> _LISTA DE TAREFAS_
**1.** No texto sobre o direito de ser ateu, o que significa a epoché?
**2.** Reproduza fielmente o trecho do texto sobre o direito de ser ateu que começa nas palavras "Todavia, se fôssemos" e termina logo após "no nosso tempo).".

> _TRECHO DO TEXTO_
--

Filosofia do Direito

Defendendo o direito de ser ateu


Quando, na segunda metade do século XVII, John
Locke escreveu suas Cartas Sobre A
Tolerância
, o primeiro livro de alguns outros sobre o mesmo assunto, como
os de Diderot e de Voltaire, o fez dentro de uma conjuntura de atritos religiosos
entre católicos, puritanos, anglicanos, etc.

Não passou pela cabeça do grande filósofo liberal
britânico uma atitude de tolerância em relação a ateus e agnósticos. Sobre os
primeiros, Locke nada diz e sobre os segundos, careceria de termo adequado para
falar, porque este último neologismo nem existia. Foi criado no século XIX pelo
biólogo Thomas Huxley para caracterizar seu ceticismo em relação a Deus e à
religião.

E por “ceticismo”
– no preciso sentido filosófico do termo – não devemos entender “descrença” nem
“niilismo”, mas sim a posição daquele que alega não ter razões para acreditar
em – nem para desacreditar de – qualquer coisa. E, em conseqüência disto, pôr imediatamente
em pratica a epoché, isto é: a
suspensão de juízo. De onde se conclui que o agnosticismo é uma espécie de
ceticismo em relação a Deus e à religião.

Todavia, se fôssemos falar em tolerância religiosa
no nosso tempo, não só teríamos de incluir tolerância em relação a toda e
qualquer religião, como também não poderíamos excluir ao menos três
alternativas para a crença religiosa:

(1) Indiferentismo em relação a Deus e à religião (que penso ser a posição assumida por milhões de
indivíduos no nosso tempo).

--

> _MATERIAL FORNECIDO_

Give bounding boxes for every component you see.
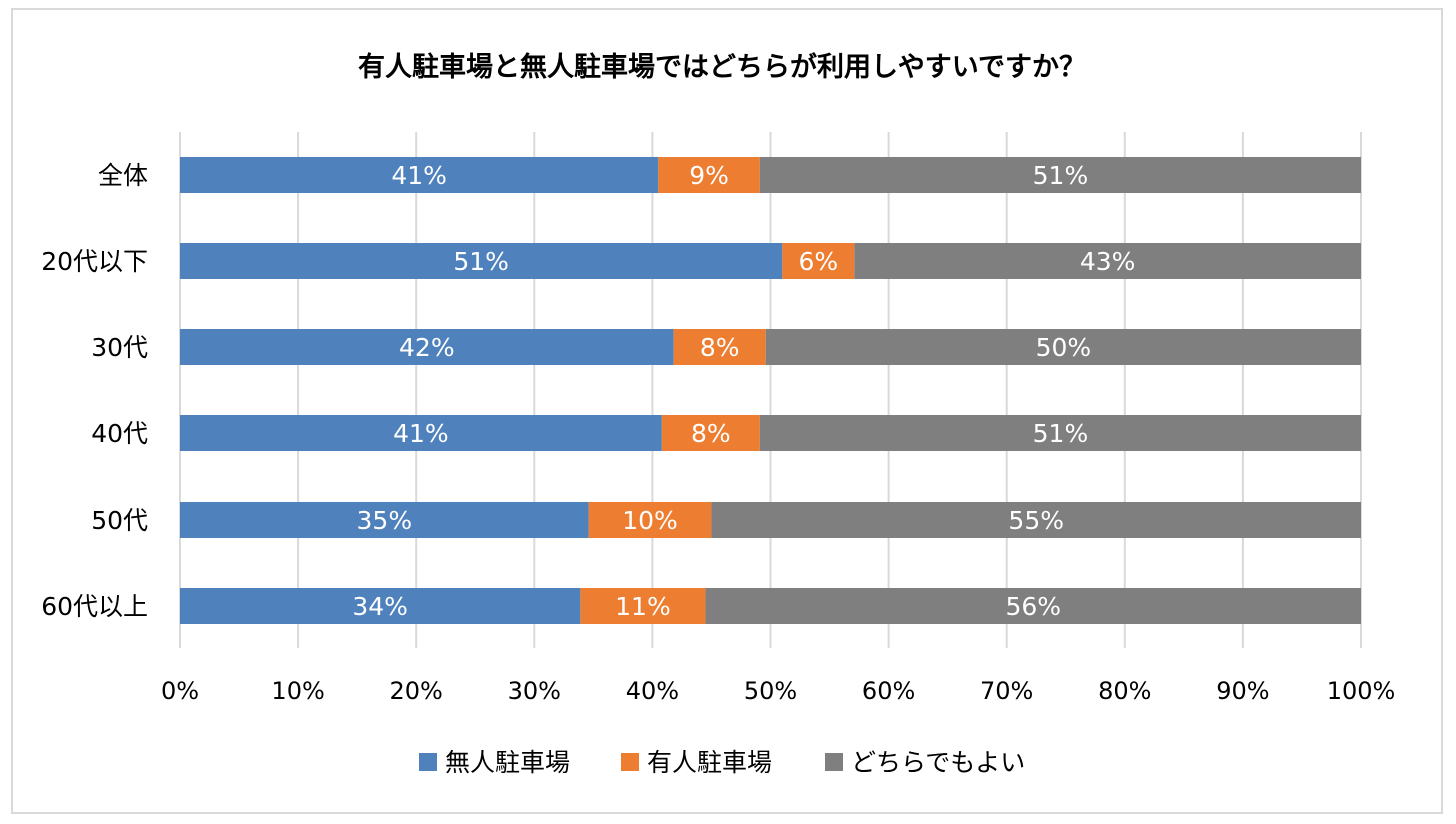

--

> _RESPOSTAS EM ORDEM_
**1.** A suspensão de juízo.

**2.**
Todavia, se fôssemos falar em tolerância religiosa
no nosso tempo, não só teríamos de incluir tolerância em relação a toda e
qualquer religião, como também não poderíamos excluir ao menos três
alternativas para a crença religiosa:

(1) Indiferentismo em relação a Deus e à religião (que penso ser a posição assumida por milhões de
indivíduos no nosso tempo).